>> START Records for the exercise

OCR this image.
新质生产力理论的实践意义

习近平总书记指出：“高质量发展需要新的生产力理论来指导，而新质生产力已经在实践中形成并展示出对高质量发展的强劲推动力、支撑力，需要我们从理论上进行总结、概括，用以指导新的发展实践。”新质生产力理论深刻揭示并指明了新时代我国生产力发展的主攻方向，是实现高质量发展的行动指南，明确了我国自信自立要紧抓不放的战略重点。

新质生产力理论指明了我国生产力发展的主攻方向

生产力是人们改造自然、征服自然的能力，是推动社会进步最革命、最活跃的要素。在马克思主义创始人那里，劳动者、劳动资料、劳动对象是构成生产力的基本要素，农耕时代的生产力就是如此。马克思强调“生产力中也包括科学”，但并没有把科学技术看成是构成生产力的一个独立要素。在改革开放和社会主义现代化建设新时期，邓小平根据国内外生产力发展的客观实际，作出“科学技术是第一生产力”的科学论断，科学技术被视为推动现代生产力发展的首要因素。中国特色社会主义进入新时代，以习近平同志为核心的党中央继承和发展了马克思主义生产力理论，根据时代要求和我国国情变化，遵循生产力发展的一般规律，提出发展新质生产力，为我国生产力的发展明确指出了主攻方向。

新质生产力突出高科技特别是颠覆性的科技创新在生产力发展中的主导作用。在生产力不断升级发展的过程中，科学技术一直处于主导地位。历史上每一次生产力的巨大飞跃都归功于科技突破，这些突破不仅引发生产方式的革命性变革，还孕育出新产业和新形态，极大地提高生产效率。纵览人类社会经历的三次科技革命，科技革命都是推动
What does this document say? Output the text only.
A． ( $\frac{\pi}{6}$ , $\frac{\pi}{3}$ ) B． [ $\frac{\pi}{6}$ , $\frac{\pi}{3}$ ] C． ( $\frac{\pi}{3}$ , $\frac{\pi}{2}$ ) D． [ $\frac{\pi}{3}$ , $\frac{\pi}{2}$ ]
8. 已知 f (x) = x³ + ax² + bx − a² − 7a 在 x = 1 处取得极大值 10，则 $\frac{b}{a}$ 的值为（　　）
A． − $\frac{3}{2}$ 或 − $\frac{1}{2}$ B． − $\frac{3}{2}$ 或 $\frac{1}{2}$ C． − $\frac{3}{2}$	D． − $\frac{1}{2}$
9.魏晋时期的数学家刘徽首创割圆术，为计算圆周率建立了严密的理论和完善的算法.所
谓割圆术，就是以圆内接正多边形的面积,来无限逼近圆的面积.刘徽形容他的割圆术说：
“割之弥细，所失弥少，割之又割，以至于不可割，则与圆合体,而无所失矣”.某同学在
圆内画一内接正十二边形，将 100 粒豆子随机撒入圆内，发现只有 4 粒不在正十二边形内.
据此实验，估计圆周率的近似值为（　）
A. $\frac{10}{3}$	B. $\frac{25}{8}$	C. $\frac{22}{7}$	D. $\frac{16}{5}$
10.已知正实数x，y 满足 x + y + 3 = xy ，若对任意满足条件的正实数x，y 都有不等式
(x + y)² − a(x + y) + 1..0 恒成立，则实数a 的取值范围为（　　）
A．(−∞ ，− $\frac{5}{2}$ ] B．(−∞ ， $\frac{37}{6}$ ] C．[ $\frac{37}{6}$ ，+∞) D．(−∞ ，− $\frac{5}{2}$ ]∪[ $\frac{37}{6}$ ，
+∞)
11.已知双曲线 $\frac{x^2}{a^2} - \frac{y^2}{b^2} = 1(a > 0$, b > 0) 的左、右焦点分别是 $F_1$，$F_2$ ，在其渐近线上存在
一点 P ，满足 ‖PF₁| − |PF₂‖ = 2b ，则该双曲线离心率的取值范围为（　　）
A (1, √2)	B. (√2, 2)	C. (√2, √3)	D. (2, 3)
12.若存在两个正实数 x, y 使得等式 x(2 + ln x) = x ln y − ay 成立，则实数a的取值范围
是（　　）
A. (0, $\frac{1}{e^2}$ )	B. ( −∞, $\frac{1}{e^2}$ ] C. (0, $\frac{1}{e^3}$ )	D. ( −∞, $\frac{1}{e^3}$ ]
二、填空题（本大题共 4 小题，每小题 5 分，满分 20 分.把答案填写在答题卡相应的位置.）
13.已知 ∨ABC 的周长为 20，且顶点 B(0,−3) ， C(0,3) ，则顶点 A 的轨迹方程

>> END Records for the exercise

• _Written request_: Give the number of lines above in which the word "this" occurs, with nothing else.

• _Problem solution_: 2